Records for this task: Begin

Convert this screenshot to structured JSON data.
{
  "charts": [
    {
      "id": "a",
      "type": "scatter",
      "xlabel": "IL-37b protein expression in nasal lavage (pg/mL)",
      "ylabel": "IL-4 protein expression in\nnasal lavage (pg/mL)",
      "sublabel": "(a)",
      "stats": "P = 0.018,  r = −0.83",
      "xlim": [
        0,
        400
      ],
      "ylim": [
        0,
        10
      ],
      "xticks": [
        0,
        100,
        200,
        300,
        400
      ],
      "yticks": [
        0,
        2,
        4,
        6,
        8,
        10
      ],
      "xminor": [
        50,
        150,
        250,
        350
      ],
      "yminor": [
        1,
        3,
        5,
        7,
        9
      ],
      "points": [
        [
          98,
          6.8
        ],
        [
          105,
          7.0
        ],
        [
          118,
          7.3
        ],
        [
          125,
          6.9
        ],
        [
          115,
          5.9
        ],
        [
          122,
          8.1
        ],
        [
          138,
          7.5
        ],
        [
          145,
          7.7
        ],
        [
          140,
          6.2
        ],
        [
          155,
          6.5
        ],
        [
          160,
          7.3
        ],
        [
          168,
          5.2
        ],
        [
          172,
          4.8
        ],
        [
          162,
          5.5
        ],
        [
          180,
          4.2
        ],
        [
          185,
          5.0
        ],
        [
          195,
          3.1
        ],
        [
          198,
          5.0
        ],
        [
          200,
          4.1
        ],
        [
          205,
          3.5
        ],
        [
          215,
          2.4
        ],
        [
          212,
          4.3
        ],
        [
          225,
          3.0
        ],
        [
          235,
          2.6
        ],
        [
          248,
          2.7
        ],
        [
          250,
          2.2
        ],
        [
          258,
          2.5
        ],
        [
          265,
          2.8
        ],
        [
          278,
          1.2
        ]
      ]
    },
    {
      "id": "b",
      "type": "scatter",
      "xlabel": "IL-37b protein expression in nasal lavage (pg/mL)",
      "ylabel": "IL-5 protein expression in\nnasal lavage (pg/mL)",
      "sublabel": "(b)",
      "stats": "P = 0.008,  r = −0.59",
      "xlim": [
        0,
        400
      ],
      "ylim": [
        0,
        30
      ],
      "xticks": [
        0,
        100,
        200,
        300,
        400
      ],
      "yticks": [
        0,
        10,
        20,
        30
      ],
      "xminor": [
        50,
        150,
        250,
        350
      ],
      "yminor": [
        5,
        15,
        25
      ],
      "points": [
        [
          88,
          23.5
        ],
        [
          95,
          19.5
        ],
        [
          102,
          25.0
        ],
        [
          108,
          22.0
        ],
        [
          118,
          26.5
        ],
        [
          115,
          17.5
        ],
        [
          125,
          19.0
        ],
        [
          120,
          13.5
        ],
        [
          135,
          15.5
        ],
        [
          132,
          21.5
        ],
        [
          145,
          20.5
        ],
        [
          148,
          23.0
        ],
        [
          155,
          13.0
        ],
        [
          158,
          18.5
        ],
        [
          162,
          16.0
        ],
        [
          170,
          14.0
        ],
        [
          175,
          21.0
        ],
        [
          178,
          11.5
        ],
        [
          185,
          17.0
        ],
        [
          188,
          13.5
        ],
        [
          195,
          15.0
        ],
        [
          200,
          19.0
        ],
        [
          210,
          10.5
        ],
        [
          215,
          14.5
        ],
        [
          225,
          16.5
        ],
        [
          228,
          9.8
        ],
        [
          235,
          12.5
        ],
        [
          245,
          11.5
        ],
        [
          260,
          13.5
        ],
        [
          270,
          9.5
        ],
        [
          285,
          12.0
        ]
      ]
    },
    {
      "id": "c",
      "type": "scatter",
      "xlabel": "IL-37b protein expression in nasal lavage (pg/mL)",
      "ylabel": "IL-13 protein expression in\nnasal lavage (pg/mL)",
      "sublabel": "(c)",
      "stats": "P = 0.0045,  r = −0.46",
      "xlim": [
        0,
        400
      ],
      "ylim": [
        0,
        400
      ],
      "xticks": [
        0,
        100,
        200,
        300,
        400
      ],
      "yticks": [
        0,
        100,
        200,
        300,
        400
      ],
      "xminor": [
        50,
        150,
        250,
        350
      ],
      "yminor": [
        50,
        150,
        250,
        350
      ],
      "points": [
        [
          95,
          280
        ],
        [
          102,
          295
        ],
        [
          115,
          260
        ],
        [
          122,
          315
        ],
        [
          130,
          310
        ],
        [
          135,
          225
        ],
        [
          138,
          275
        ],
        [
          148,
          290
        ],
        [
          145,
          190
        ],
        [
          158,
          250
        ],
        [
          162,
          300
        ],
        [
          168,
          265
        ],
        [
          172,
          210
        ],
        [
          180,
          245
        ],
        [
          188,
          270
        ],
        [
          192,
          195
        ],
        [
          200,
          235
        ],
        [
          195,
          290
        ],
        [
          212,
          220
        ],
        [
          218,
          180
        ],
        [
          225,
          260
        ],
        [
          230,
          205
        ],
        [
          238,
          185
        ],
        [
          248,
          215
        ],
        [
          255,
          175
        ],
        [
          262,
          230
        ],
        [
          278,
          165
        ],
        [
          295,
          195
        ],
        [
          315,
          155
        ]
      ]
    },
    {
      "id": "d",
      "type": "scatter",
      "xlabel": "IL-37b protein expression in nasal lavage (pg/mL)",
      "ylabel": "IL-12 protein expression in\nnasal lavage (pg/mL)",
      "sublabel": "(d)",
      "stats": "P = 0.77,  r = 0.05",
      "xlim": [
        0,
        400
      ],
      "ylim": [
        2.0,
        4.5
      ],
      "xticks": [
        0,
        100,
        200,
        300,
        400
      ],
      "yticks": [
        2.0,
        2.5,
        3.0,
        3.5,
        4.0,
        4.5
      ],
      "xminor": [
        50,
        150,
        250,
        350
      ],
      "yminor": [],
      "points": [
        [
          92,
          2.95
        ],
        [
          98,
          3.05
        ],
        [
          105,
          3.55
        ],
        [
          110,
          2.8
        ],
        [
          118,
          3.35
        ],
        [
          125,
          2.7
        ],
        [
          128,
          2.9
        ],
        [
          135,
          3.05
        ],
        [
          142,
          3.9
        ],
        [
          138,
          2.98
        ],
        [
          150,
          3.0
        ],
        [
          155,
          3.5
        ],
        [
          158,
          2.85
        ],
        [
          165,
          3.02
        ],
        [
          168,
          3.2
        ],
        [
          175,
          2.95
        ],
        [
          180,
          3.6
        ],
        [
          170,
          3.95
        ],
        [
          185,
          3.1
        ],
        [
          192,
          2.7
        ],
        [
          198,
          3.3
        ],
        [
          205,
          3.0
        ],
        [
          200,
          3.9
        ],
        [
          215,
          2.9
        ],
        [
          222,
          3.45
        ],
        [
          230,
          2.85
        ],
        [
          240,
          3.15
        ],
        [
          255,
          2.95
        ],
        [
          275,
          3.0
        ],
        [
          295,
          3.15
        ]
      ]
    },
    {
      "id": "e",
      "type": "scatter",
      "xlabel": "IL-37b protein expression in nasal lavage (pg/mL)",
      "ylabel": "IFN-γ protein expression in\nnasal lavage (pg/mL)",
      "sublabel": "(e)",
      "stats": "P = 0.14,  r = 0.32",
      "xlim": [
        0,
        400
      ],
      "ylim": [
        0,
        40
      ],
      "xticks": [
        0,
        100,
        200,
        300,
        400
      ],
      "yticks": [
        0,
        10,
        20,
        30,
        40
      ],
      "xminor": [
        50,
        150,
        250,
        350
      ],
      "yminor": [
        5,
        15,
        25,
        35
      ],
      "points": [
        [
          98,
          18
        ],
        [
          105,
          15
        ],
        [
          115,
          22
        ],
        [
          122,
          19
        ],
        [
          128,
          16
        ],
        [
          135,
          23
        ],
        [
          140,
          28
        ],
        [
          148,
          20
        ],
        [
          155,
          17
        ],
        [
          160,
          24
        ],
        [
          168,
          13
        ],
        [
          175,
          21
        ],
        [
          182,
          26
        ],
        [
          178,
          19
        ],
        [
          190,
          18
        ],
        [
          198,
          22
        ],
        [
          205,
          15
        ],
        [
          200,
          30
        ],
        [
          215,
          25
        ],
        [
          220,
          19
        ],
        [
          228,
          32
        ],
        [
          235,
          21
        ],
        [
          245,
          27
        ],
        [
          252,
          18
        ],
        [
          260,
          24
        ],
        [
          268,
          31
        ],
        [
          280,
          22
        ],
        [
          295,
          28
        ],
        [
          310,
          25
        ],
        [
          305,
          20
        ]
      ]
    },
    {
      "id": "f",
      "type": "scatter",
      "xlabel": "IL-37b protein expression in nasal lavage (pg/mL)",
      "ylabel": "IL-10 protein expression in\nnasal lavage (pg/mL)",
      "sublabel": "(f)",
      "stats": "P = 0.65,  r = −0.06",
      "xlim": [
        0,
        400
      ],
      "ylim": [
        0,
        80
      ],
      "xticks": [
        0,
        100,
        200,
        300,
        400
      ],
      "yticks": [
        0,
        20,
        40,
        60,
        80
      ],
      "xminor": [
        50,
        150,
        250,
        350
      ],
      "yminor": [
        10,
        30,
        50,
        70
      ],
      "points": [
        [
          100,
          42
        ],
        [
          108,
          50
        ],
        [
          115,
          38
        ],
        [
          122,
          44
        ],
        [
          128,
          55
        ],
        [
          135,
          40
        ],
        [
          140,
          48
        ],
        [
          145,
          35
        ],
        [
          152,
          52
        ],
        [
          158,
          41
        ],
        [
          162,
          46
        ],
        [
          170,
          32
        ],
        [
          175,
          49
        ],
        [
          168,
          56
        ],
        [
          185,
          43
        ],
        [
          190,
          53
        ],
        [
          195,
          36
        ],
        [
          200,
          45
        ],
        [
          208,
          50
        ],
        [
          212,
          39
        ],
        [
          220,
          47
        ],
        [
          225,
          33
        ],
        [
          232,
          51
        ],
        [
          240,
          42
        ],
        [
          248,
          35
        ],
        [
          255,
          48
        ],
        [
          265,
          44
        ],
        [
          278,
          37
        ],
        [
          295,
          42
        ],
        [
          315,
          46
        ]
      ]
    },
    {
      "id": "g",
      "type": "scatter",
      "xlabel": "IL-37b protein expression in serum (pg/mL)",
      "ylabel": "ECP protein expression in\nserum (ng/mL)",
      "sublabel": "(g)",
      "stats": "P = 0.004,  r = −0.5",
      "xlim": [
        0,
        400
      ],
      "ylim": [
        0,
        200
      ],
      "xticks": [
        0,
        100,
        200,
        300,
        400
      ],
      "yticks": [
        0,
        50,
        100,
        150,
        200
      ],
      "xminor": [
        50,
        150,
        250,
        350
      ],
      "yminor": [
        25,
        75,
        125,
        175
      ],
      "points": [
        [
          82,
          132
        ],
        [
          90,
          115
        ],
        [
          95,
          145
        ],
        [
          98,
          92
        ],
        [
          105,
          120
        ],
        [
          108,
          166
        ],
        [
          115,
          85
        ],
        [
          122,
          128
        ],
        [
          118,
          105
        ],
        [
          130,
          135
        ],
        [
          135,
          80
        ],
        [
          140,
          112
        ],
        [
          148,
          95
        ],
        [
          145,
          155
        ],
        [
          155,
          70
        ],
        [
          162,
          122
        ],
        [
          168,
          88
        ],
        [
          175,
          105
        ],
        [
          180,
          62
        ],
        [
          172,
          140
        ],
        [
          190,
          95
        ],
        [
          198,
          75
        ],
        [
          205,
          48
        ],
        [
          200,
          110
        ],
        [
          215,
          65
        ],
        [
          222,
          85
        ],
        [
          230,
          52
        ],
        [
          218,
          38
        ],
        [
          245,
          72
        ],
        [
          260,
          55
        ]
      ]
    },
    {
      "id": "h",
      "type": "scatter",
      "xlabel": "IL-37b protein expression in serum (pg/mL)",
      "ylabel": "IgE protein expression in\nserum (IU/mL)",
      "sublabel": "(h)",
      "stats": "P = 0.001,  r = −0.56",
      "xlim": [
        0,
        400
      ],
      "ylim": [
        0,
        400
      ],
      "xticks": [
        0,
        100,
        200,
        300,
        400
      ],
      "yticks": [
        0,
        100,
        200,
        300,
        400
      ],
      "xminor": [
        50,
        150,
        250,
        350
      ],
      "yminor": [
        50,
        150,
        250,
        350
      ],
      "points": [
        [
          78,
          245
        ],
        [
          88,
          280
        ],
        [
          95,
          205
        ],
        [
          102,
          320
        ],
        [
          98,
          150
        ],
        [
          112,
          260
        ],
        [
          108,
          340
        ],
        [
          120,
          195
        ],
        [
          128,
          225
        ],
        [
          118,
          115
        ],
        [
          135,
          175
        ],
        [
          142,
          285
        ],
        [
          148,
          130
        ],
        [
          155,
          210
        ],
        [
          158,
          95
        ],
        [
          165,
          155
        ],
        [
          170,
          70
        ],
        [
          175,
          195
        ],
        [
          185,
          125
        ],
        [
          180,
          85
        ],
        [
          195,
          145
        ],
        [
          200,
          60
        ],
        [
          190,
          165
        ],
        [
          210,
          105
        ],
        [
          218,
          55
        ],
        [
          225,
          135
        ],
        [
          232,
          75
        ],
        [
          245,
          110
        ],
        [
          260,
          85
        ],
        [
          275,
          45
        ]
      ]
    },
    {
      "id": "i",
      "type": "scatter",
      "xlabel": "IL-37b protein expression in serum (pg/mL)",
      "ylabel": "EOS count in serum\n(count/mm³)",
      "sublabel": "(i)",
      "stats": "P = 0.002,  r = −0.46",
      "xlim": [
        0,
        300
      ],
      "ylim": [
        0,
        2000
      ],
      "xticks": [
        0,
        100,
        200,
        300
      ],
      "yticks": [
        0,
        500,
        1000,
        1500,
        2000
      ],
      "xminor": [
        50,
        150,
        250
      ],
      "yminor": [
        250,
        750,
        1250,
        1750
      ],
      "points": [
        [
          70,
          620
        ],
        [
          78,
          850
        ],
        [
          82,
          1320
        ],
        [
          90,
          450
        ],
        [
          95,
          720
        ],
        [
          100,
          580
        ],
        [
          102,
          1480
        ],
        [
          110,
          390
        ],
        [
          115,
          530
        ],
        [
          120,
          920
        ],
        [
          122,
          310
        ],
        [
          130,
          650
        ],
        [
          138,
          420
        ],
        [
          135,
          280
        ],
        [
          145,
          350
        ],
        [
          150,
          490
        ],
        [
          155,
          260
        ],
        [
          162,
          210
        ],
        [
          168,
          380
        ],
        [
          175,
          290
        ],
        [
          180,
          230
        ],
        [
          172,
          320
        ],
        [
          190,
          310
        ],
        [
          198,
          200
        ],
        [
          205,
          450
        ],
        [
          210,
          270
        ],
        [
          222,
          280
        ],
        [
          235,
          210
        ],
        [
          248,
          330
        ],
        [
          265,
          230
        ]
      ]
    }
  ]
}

Records for this task: End

» **Task description**
A bare number should be your reply: how many lines in the entries above include the word "sublabel".

» **Response to the exercise**
9